Provide the number of lines in the material below that include the word "belägen", without any accompanying text.

*** Begin section ***

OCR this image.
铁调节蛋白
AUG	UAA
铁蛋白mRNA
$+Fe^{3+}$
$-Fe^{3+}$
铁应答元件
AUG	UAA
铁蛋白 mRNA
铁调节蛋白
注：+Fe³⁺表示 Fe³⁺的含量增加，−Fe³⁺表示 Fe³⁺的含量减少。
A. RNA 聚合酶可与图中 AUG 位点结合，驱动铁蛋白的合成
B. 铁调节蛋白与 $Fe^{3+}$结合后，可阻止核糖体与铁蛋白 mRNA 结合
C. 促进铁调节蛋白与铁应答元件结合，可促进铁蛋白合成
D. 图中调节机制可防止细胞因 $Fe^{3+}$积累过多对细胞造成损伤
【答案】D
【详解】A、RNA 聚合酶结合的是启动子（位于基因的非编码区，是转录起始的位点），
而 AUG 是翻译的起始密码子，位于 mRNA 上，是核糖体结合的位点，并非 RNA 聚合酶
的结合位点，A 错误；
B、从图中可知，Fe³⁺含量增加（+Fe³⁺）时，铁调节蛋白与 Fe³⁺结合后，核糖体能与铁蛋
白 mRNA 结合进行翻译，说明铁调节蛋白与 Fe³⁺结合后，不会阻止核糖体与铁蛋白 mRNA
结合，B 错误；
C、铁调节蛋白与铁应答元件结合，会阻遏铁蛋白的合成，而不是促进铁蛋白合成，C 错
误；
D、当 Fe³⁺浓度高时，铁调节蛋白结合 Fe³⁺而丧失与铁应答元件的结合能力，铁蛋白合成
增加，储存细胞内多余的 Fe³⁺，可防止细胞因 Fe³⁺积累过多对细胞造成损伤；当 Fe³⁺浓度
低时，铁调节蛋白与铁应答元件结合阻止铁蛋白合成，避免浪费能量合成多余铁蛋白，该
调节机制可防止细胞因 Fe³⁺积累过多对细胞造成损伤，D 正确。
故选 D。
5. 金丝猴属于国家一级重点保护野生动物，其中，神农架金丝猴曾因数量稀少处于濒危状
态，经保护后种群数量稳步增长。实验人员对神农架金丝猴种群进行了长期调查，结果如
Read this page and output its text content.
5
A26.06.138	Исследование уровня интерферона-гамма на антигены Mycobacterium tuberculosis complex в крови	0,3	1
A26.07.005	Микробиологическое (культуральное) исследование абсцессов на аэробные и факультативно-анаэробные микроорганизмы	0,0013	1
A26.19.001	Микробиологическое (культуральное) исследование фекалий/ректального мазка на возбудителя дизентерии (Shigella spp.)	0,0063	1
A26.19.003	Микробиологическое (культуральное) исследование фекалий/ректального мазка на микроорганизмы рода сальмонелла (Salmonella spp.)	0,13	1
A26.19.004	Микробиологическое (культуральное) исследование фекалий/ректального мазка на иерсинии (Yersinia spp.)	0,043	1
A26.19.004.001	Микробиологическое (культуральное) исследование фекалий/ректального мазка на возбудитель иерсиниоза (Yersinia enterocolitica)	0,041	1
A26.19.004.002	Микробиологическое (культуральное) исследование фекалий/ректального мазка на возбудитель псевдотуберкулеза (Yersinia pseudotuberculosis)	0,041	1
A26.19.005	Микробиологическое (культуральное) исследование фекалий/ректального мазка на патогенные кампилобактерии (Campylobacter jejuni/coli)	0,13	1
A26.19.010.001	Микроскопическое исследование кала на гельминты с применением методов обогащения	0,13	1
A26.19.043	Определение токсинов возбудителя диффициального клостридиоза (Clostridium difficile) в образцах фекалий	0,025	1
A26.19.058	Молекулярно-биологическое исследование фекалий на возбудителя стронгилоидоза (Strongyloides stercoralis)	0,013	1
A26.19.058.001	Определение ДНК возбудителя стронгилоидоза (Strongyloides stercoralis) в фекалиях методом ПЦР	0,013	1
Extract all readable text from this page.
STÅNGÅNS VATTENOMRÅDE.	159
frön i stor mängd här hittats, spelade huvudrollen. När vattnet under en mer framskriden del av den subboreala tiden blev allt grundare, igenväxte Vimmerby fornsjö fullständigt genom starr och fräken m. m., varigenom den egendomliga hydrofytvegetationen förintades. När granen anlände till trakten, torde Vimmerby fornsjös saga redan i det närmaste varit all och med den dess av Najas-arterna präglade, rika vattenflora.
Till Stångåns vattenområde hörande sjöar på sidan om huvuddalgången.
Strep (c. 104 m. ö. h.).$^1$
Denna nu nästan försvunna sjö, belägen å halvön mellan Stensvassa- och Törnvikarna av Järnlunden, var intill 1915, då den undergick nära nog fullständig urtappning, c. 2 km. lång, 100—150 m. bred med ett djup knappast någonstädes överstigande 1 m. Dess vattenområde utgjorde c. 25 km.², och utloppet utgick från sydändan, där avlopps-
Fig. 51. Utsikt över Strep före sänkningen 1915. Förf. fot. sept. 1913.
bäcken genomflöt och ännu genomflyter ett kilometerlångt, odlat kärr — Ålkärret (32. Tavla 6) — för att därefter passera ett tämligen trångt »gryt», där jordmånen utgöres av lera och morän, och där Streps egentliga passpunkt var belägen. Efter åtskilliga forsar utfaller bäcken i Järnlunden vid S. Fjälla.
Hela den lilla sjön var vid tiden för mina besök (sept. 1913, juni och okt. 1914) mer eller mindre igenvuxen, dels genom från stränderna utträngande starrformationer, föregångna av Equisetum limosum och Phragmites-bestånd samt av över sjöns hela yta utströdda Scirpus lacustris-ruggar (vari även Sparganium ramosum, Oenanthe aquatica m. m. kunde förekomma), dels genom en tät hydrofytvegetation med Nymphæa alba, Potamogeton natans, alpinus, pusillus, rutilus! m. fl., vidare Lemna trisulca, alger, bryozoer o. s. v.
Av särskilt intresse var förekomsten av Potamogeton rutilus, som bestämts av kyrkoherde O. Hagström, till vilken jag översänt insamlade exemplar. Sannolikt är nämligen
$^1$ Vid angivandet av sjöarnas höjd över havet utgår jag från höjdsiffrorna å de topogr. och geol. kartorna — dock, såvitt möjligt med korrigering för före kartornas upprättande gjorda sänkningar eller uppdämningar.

*** End section ***

> The answer
2